==== SUPPLIED ENTRIES

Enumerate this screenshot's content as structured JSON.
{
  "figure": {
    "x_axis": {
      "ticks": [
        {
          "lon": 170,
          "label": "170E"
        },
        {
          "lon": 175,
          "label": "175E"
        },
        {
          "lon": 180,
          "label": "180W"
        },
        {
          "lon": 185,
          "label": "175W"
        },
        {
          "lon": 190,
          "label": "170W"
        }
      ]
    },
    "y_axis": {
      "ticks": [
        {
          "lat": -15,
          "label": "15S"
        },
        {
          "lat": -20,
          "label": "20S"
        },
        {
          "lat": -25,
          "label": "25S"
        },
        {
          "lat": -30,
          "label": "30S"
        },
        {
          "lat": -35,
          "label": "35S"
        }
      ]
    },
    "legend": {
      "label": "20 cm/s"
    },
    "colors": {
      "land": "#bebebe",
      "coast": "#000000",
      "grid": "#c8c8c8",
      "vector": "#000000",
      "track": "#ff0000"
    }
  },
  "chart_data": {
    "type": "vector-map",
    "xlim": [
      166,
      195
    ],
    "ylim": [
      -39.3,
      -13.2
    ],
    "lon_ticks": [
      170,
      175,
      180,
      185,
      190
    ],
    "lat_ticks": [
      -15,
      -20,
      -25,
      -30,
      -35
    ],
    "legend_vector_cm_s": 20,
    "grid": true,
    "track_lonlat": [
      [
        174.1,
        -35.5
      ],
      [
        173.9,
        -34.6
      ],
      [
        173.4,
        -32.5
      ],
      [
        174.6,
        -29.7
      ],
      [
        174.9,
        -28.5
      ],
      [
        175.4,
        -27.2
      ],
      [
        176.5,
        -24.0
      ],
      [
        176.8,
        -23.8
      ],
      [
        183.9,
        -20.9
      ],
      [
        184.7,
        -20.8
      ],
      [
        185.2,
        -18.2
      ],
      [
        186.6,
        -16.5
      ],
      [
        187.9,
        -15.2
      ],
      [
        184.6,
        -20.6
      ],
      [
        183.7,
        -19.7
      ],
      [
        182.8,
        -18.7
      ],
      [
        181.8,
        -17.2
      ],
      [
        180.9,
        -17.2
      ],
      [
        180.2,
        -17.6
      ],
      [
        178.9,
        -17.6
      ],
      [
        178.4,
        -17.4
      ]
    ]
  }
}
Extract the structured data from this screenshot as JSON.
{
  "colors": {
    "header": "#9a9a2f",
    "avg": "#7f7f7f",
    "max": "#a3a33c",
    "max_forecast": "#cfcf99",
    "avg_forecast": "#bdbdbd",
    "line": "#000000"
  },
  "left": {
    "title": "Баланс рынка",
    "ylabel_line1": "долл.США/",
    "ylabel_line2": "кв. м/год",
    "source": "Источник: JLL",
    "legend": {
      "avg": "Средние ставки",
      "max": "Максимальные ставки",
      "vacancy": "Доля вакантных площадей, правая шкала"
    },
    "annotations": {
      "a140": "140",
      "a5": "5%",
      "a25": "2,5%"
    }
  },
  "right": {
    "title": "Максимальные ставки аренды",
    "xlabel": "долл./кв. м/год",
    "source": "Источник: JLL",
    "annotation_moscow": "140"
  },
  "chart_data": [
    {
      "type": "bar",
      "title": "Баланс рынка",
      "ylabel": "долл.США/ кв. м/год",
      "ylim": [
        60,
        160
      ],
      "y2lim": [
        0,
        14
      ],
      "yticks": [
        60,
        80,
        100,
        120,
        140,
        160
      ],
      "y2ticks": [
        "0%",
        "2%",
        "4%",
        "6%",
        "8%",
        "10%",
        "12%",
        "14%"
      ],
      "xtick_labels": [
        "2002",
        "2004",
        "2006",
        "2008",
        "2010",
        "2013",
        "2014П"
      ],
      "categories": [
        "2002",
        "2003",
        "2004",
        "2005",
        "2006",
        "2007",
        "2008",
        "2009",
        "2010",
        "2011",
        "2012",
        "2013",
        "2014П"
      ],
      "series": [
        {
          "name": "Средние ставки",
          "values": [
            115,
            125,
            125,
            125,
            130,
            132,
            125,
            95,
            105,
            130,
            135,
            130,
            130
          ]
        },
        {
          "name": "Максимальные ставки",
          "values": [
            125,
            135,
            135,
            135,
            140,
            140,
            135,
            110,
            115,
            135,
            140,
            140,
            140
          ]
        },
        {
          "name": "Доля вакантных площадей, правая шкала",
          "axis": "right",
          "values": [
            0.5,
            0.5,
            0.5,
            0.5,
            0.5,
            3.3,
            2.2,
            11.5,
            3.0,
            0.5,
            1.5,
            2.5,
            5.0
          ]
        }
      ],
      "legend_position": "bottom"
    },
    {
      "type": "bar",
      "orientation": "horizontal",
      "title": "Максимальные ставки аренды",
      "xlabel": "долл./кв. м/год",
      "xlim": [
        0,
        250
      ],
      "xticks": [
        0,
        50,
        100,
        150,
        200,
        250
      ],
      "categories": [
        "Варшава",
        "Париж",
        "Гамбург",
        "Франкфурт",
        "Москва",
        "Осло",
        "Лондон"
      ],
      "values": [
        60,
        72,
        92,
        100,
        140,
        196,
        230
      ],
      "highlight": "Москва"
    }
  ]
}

========

▸ **TO BE DONE**:
Pick out the lines that include the word "structured" and write them out.

▸ **RESPONSE**:
Enumerate this screenshot's content as structured JSON.
Extract the structured data from this screenshot as JSON.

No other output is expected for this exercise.